In the entries below, find every line holding the string "Angle" and collect it.

---------------

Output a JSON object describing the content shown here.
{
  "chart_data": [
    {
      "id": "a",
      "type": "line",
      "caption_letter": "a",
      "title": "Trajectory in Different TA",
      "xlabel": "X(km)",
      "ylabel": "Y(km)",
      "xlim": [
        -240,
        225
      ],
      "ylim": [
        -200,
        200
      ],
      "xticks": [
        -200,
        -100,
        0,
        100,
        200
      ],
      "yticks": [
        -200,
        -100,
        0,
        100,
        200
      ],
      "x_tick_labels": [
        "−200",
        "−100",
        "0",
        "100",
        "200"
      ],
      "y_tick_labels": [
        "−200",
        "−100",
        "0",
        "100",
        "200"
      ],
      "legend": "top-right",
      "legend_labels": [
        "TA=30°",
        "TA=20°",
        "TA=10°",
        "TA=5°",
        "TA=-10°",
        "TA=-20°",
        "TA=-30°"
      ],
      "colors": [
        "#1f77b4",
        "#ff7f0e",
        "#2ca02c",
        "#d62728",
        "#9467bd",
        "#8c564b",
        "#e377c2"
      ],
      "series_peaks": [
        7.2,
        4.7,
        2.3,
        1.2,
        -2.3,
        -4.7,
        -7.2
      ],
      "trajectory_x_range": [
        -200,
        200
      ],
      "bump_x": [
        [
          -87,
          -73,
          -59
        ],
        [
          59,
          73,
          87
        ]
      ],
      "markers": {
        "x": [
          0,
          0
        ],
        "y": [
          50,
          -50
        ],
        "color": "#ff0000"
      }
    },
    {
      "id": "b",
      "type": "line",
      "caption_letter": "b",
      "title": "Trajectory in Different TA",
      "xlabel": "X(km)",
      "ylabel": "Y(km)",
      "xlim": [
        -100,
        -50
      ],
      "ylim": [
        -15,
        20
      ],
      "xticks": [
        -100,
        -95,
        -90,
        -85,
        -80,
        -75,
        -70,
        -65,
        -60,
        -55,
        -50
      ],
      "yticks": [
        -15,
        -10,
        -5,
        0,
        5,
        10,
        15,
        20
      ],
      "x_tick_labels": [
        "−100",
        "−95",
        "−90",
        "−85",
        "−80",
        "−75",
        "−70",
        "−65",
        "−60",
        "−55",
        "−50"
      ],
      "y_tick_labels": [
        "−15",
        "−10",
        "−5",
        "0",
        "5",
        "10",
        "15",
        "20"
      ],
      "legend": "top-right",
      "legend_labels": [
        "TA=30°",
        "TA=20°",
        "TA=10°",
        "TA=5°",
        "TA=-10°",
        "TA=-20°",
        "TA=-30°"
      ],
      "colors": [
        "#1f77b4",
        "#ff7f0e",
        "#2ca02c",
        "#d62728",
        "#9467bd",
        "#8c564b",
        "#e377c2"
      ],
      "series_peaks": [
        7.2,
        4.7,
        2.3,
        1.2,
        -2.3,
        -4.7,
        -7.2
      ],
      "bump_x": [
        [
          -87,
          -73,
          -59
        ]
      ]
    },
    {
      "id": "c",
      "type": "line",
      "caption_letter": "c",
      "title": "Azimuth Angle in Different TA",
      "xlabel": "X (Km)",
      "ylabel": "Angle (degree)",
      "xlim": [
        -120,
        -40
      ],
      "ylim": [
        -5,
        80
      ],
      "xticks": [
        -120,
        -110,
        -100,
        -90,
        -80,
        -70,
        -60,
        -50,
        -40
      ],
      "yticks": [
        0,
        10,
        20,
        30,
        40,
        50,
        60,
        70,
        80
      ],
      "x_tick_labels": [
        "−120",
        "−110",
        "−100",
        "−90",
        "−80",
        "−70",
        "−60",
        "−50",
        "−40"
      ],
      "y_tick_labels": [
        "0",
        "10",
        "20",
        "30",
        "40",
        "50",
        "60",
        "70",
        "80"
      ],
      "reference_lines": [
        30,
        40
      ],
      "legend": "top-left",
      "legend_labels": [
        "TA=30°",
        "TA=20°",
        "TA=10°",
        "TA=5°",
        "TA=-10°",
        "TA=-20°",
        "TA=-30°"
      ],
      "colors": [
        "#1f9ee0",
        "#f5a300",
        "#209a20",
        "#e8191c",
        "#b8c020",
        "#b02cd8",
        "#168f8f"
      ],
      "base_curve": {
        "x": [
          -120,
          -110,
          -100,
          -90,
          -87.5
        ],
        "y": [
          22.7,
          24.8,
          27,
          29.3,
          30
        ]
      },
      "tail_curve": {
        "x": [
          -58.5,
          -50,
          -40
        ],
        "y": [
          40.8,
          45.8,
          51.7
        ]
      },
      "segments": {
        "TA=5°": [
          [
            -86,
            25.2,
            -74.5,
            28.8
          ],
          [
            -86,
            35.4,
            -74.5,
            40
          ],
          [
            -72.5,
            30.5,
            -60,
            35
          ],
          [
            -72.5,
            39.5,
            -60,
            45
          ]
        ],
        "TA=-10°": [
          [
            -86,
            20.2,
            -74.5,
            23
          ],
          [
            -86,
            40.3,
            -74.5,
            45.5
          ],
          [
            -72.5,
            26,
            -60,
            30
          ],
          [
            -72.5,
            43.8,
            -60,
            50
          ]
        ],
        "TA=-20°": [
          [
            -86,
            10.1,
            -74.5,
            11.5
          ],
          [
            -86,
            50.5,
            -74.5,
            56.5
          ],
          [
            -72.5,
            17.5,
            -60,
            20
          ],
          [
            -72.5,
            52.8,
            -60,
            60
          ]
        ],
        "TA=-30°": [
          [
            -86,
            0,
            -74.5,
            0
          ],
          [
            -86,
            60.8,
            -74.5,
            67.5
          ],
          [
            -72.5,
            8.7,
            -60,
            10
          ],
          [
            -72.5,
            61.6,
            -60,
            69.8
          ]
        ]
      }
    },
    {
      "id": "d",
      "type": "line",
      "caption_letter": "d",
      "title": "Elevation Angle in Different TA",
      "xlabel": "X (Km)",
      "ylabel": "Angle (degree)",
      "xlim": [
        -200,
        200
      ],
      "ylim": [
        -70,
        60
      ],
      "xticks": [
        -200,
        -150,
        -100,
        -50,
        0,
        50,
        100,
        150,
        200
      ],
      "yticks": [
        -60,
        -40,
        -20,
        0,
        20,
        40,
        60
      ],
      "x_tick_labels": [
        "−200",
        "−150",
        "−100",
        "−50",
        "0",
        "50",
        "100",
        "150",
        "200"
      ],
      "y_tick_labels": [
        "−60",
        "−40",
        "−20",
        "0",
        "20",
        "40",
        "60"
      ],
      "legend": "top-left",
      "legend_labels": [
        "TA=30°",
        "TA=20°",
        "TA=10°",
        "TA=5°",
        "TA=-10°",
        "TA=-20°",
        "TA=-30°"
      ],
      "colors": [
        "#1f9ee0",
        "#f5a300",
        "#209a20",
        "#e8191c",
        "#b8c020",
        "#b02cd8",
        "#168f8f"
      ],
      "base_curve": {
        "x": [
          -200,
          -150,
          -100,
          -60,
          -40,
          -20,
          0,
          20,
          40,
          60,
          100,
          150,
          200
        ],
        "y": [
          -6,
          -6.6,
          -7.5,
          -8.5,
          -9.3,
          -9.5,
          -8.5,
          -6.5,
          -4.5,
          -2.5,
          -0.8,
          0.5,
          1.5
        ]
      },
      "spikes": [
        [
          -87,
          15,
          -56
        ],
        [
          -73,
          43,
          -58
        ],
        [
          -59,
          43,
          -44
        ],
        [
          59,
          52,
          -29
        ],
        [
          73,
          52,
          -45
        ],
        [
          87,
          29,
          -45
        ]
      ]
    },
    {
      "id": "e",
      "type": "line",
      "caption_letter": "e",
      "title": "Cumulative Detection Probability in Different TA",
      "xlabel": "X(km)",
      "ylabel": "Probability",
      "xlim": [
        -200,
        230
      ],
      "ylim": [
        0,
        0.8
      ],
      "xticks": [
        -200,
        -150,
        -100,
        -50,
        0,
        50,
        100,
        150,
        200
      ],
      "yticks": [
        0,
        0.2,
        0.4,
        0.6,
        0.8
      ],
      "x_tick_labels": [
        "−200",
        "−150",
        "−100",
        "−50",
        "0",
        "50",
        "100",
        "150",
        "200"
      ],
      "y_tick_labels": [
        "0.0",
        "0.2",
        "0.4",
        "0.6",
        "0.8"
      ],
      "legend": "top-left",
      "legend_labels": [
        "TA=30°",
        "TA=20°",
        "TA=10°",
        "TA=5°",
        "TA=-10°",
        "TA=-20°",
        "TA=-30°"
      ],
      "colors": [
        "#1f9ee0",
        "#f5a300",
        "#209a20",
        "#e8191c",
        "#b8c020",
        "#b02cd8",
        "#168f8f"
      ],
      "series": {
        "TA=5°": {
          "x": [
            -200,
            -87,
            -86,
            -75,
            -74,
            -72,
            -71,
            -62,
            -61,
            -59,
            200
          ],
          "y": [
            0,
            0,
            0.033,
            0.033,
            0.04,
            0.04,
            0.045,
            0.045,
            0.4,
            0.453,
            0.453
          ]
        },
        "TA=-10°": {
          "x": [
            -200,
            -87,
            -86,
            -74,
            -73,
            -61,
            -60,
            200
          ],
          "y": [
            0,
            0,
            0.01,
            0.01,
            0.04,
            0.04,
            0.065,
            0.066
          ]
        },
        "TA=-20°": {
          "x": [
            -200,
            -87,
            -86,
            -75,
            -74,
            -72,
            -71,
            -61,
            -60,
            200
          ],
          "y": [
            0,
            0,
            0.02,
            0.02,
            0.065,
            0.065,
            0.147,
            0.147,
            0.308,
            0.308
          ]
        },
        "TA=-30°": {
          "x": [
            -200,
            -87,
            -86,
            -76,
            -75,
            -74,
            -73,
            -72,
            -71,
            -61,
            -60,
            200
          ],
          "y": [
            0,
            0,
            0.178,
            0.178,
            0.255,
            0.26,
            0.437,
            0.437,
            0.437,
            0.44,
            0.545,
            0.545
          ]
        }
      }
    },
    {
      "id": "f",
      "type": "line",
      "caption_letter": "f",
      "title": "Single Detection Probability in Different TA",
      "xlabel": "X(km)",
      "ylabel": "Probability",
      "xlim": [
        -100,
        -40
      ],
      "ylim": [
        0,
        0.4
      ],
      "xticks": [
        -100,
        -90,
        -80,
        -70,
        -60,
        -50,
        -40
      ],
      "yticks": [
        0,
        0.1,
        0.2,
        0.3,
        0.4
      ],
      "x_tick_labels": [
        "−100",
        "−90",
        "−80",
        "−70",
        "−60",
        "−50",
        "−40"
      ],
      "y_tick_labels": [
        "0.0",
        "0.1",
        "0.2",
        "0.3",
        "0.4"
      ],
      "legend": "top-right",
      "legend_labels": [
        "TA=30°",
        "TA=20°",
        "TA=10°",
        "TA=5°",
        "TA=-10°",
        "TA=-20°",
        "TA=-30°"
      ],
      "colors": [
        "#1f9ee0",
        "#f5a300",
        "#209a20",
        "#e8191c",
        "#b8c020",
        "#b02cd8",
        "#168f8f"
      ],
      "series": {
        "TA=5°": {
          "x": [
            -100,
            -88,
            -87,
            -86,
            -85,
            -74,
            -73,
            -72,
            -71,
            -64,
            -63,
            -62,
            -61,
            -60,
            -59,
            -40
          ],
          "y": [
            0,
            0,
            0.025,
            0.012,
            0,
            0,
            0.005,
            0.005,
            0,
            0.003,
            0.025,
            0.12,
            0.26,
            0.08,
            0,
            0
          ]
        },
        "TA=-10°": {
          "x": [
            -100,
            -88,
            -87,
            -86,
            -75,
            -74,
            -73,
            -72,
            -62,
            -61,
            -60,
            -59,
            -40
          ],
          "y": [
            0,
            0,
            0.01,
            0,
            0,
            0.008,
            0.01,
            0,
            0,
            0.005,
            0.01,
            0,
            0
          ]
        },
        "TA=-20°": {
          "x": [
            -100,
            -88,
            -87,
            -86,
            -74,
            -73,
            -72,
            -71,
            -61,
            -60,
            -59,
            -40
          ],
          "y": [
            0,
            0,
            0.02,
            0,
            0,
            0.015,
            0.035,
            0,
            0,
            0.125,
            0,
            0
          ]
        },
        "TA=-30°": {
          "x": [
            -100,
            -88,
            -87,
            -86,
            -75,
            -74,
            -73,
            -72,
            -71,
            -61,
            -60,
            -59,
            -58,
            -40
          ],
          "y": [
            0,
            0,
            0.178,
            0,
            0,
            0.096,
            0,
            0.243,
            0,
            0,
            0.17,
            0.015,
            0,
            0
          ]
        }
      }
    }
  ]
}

---------------

* _EXERCISE ANSWER_:
      "title": "Azimuth Angle in Different TA",
      "ylabel": "Angle (degree)",
      "title": "Elevation Angle in Different TA",
      "ylabel": "Angle (degree)",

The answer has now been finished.